Request -
Every record below should be written out exactly; pictures stay out.

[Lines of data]
# # # # #

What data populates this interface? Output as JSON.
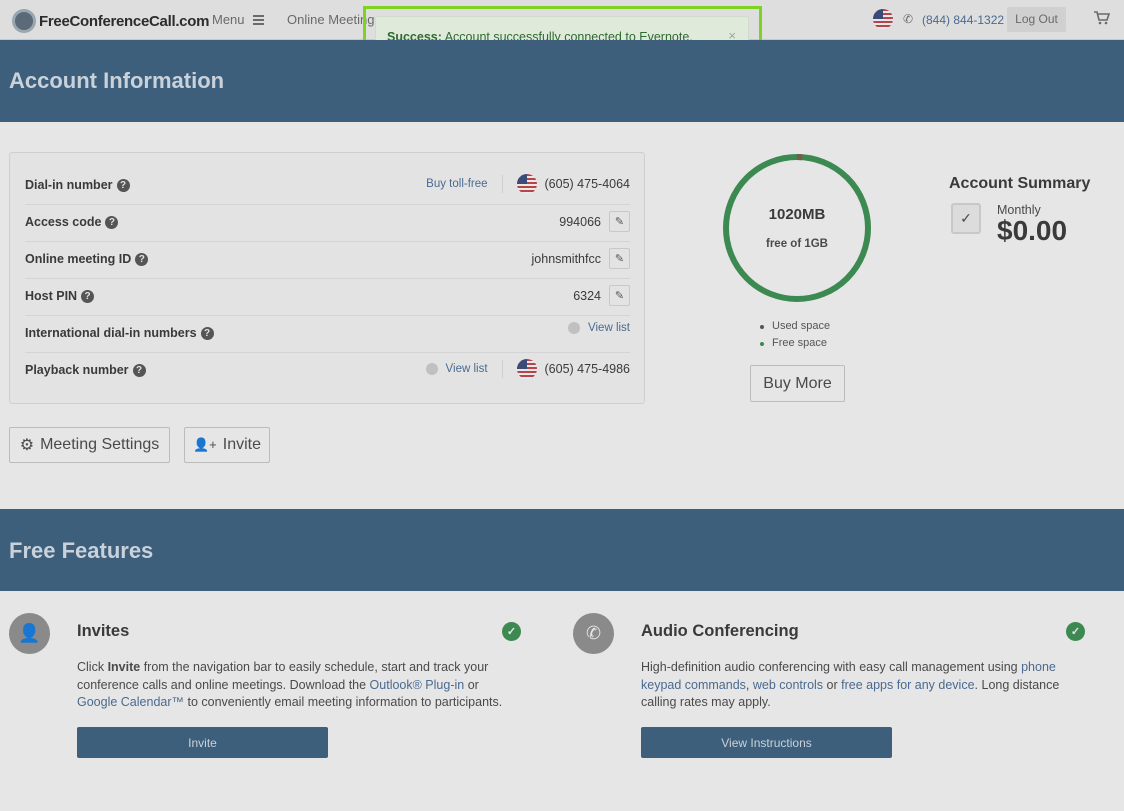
{
  "header": {
    "logo_text": "FreeConferenceCall.com",
    "menu_label": "Menu",
    "online_label": "Online Meeting",
    "phone": "(844) 844-1322",
    "logout_label": "Log Out"
  },
  "toast": {
    "strong": "Success:",
    "message": "Account successfully connected to Evernote.",
    "close": "×"
  },
  "account": {
    "title": "Account Information",
    "rows": [
      {
        "label": "Dial-in number",
        "link": "Buy toll-free",
        "value": "(605) 475-4064"
      },
      {
        "label": "Access code",
        "value": "994066"
      },
      {
        "label": "Online meeting ID",
        "value": "johnsmithfcc"
      },
      {
        "label": "Host PIN",
        "value": "6324"
      },
      {
        "label": "International dial-in numbers",
        "link": "View list"
      },
      {
        "label": "Playback number",
        "link": "View list",
        "value": "(605) 475-4986"
      }
    ],
    "settings_btn": "Meeting Settings",
    "invite_btn": "Invite"
  },
  "storage": {
    "used": "1020MB",
    "of": "free of 1GB",
    "used_fraction": 0.996,
    "legend_used": "Used space",
    "legend_free": "Free space",
    "buy_more": "Buy More",
    "colors": {
      "used": "#7a5a4a",
      "free": "#3c8a52"
    }
  },
  "summary": {
    "title": "Account Summary",
    "plan": "Monthly",
    "price": "$0.00"
  },
  "features": {
    "title": "Free Features",
    "invites": {
      "title": "Invites",
      "t1": "Click ",
      "t_bold": "Invite",
      "t2": " from the navigation bar to easily schedule, start and track your conference calls and online meetings. Download the ",
      "link1": "Outlook® Plug-in",
      "t3": " or ",
      "link2": "Google Calendar™",
      "t4": " to conveniently email meeting information to participants.",
      "button": "Invite"
    },
    "audio": {
      "title": "Audio Conferencing",
      "t1": "High-definition audio conferencing with easy call management using ",
      "link1": "phone keypad commands",
      "t2": ", ",
      "link2": "web controls",
      "t3": " or ",
      "link3": "free apps for any device",
      "t4": ". Long distance calling rates may apply.",
      "button": "View Instructions"
    }
  }
}
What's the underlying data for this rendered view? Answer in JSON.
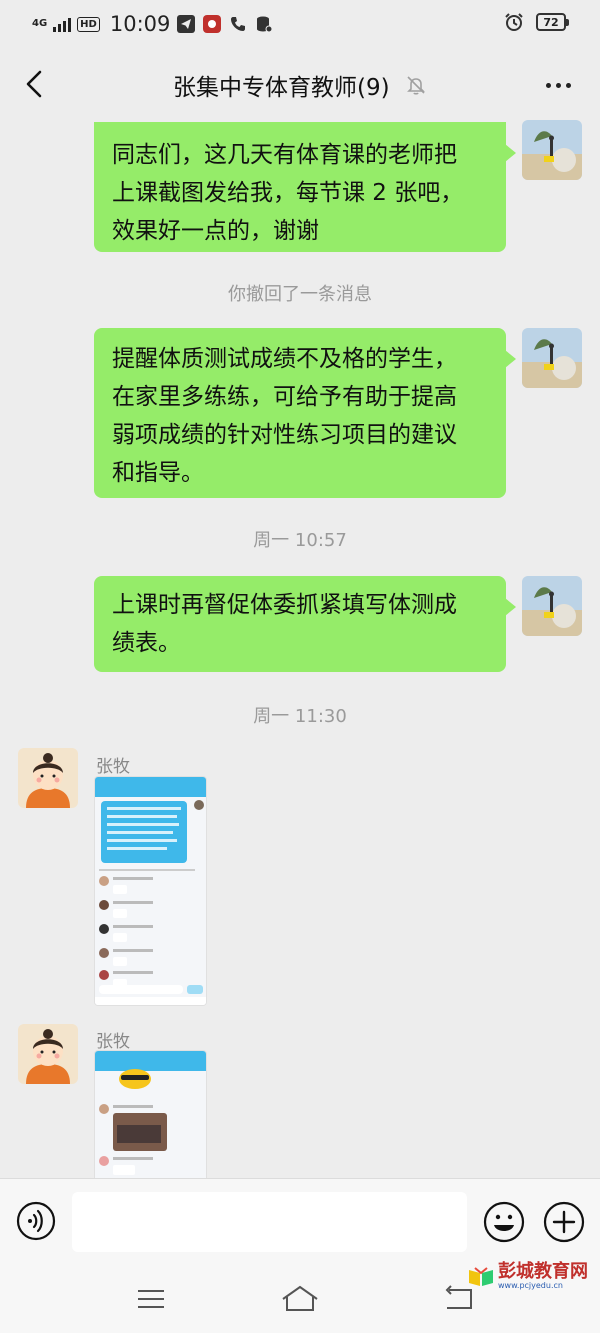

# # # # #

Written response -
What data populates this interface? Output as JSON.
{
  "header": {
    "logo_text": "FreeConferenceCall.com",
    "menu_label": "Menu",
    "online_label": "Online Meeting",
    "phone": "(844) 844-1322",
    "logout_label": "Log Out"
  },
  "toast": {
    "strong": "Success:",
    "message": "Account successfully connected to Evernote.",
    "close": "×"
  },
  "account": {
    "title": "Account Information",
    "rows": [
      {
        "label": "Dial-in number",
        "link": "Buy toll-free",
        "value": "(605) 475-4064"
      },
      {
        "label": "Access code",
        "value": "994066"
      },
      {
        "label": "Online meeting ID",
        "value": "johnsmithfcc"
      },
      {
        "label": "Host PIN",
        "value": "6324"
      },
      {
        "label": "International dial-in numbers",
        "link": "View list"
      },
      {
        "label": "Playback number",
        "link": "View list",
        "value": "(605) 475-4986"
      }
    ],
    "settings_btn": "Meeting Settings",
    "invite_btn": "Invite"
  },
  "storage": {
    "used": "1020MB",
    "of": "free of 1GB",
    "used_fraction": 0.996,
    "legend_used": "Used space",
    "legend_free": "Free space",
    "buy_more": "Buy More",
    "colors": {
      "used": "#7a5a4a",
      "free": "#3c8a52"
    }
  },
  "summary": {
    "title": "Account Summary",
    "plan": "Monthly",
    "price": "$0.00"
  },
  "features": {
    "title": "Free Features",
    "invites": {
      "title": "Invites",
      "t1": "Click ",
      "t_bold": "Invite",
      "t2": " from the navigation bar to easily schedule, start and track your conference calls and online meetings. Download the ",
      "link1": "Outlook® Plug-in",
      "t3": " or ",
      "link2": "Google Calendar™",
      "t4": " to conveniently email meeting information to participants.",
      "button": "Invite"
    },
    "audio": {
      "title": "Audio Conferencing",
      "t1": "High-definition audio conferencing with easy call management using ",
      "link1": "phone keypad commands",
      "t2": ", ",
      "link2": "web controls",
      "t3": " or ",
      "link3": "free apps for any device",
      "t4": ". Long distance calling rates may apply.",
      "button": "View Instructions"
    }
  }
}
What's the underlying data for this rendered view? Answer in JSON.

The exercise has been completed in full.